EXTRACTED ENTRIES
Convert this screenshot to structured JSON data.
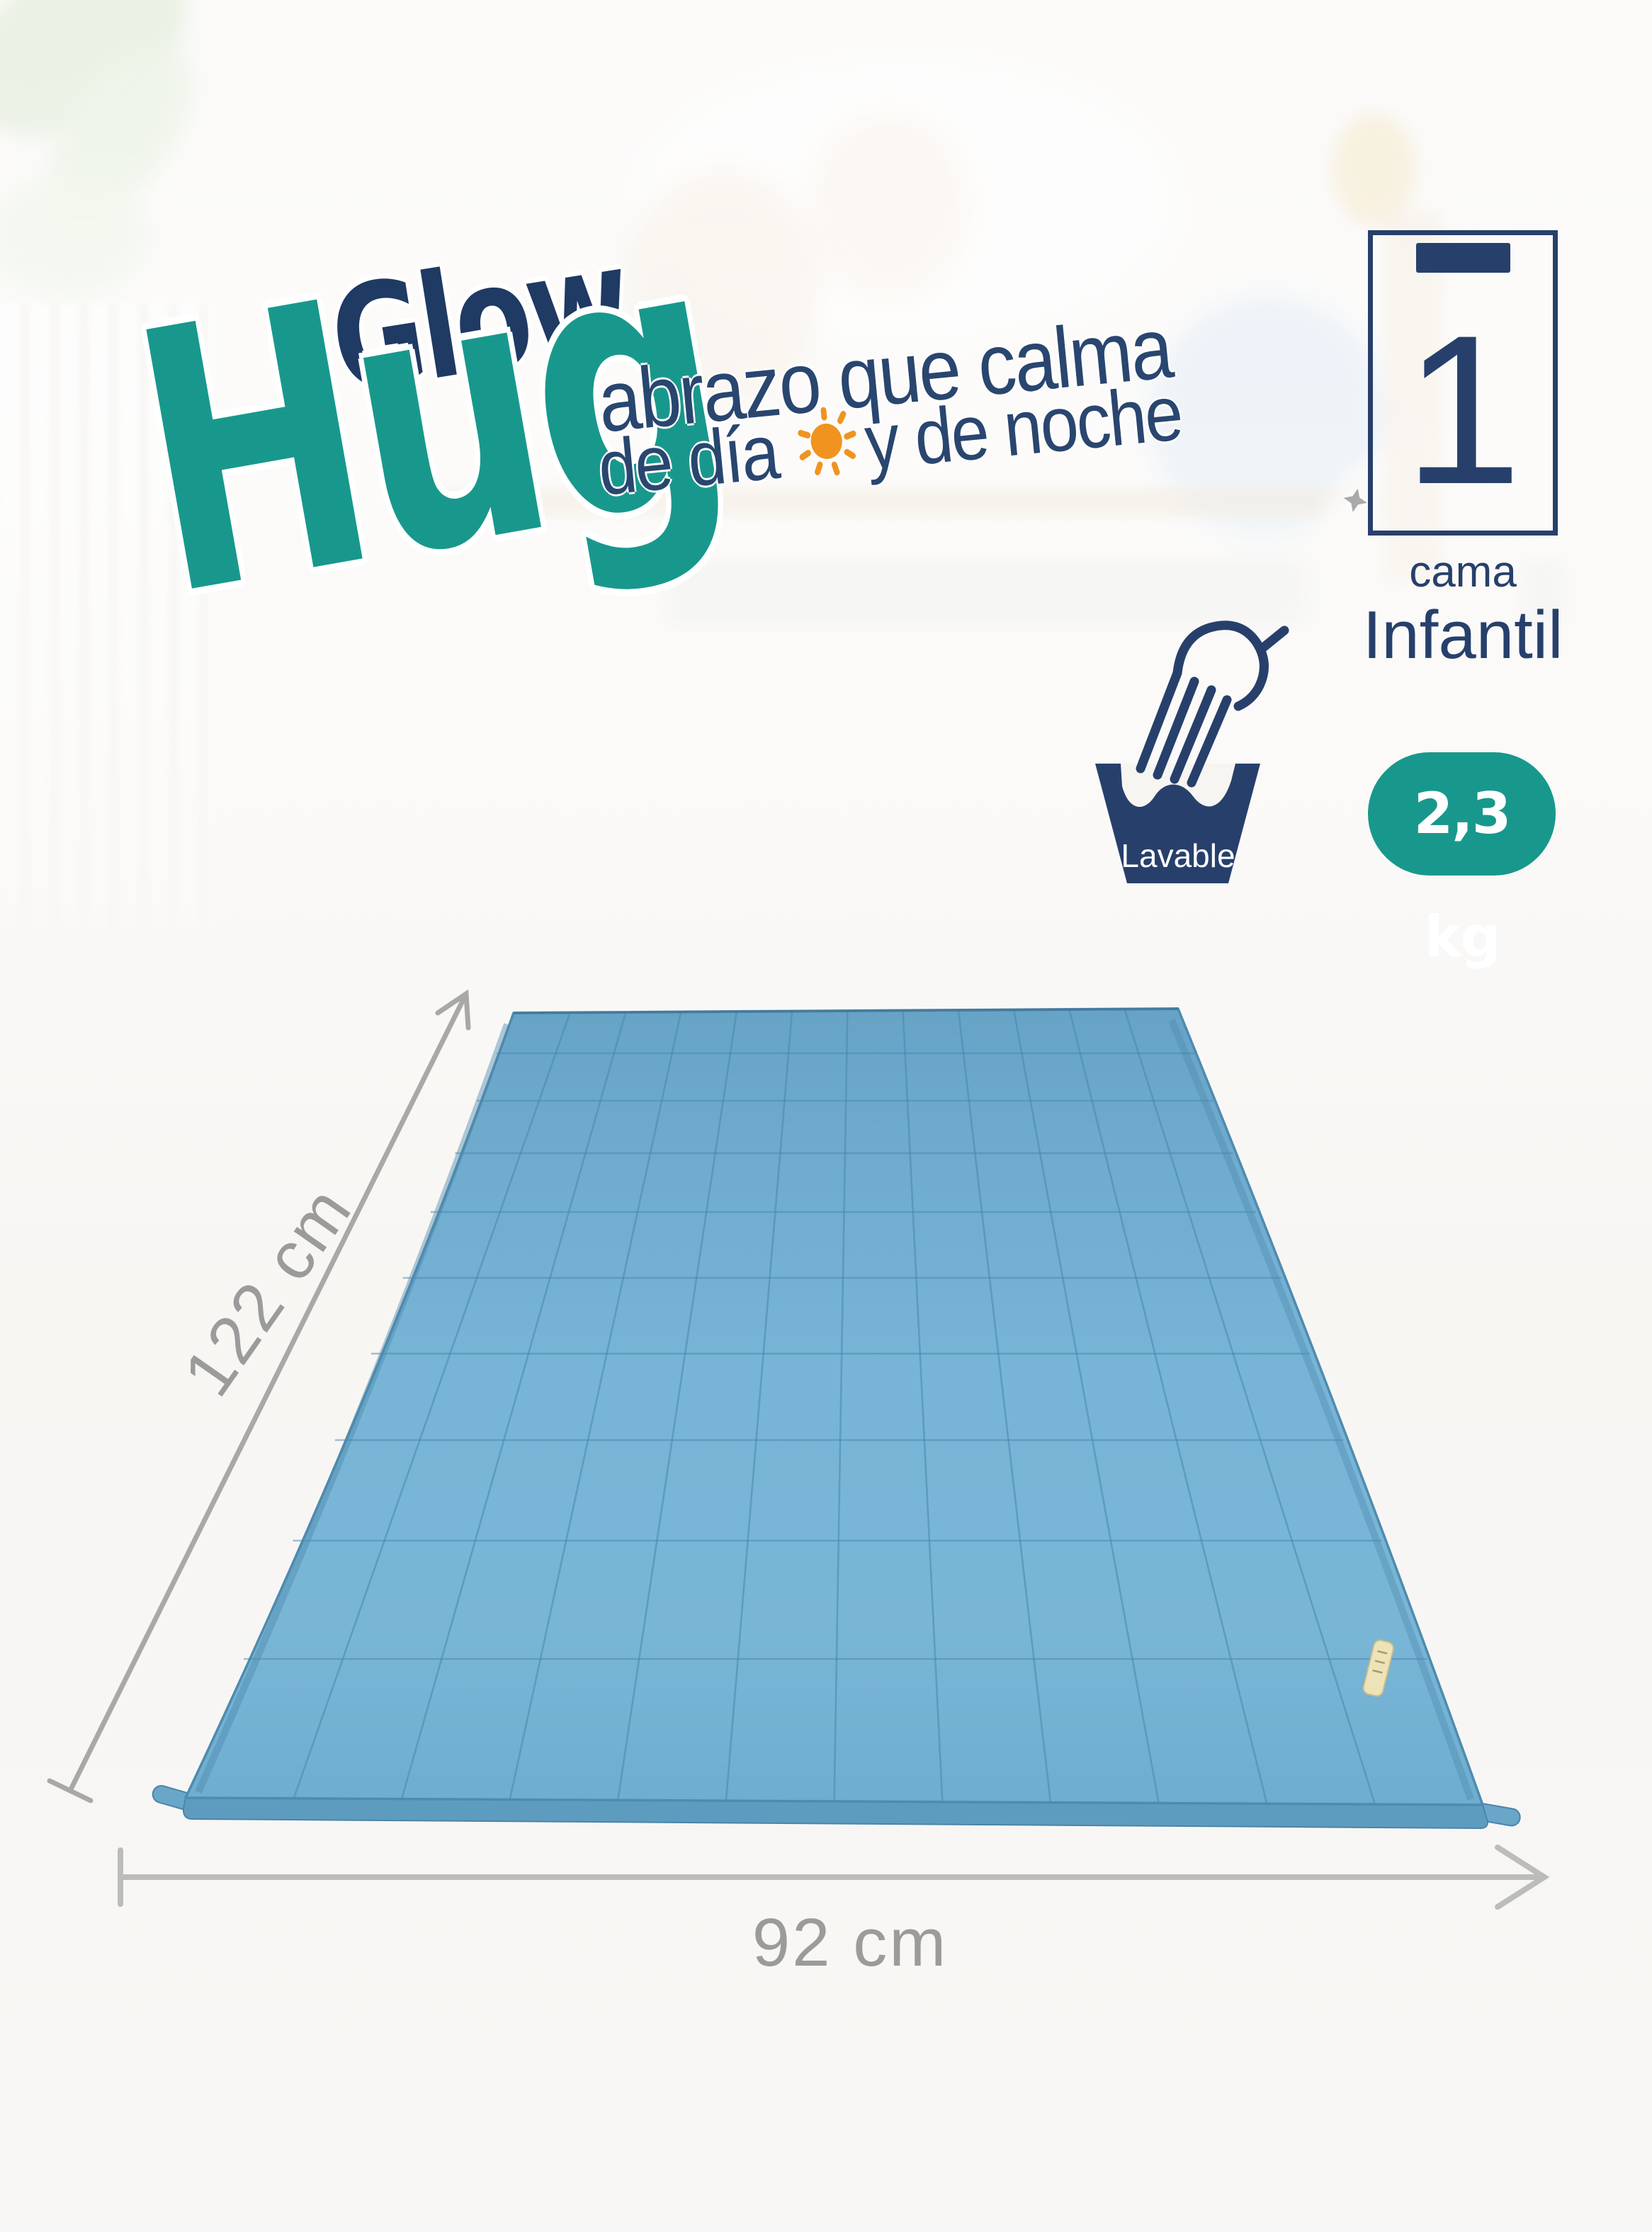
{
  "brand": {
    "word1": "Glow",
    "word2": "Hug"
  },
  "tagline": {
    "line1": "abrazo que calma",
    "line2_part1": "de día",
    "line2_part2": "y de noche"
  },
  "bed_badge": {
    "count": "1",
    "label_small": "cama",
    "label_big": "Infantil"
  },
  "features": {
    "washable_label": "Lavable",
    "weight_badge": "2,3 kg"
  },
  "dimensions": {
    "length": "122 cm",
    "width": "92 cm"
  },
  "colors": {
    "teal": "#18988C",
    "navy": "#27406B",
    "logo_navy": "#1F3A63",
    "orange": "#F0941F",
    "dim_gray": "#9B9B9B",
    "mat_blue": "#72AFD0",
    "mat_line": "#4886AD"
  }
}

REQUIRED WORK
Write the records out once more, exactly as they appear, with no pictures.

EXERCISE RESULT
Convert this screenshot to structured JSON data.
{
  "brand": {
    "word1": "Glow",
    "word2": "Hug"
  },
  "tagline": {
    "line1": "abrazo que calma",
    "line2_part1": "de día",
    "line2_part2": "y de noche"
  },
  "bed_badge": {
    "count": "1",
    "label_small": "cama",
    "label_big": "Infantil"
  },
  "features": {
    "washable_label": "Lavable",
    "weight_badge": "2,3 kg"
  },
  "dimensions": {
    "length": "122 cm",
    "width": "92 cm"
  },
  "colors": {
    "teal": "#18988C",
    "navy": "#27406B",
    "logo_navy": "#1F3A63",
    "orange": "#F0941F",
    "dim_gray": "#9B9B9B",
    "mat_blue": "#72AFD0",
    "mat_line": "#4886AD"
  }
}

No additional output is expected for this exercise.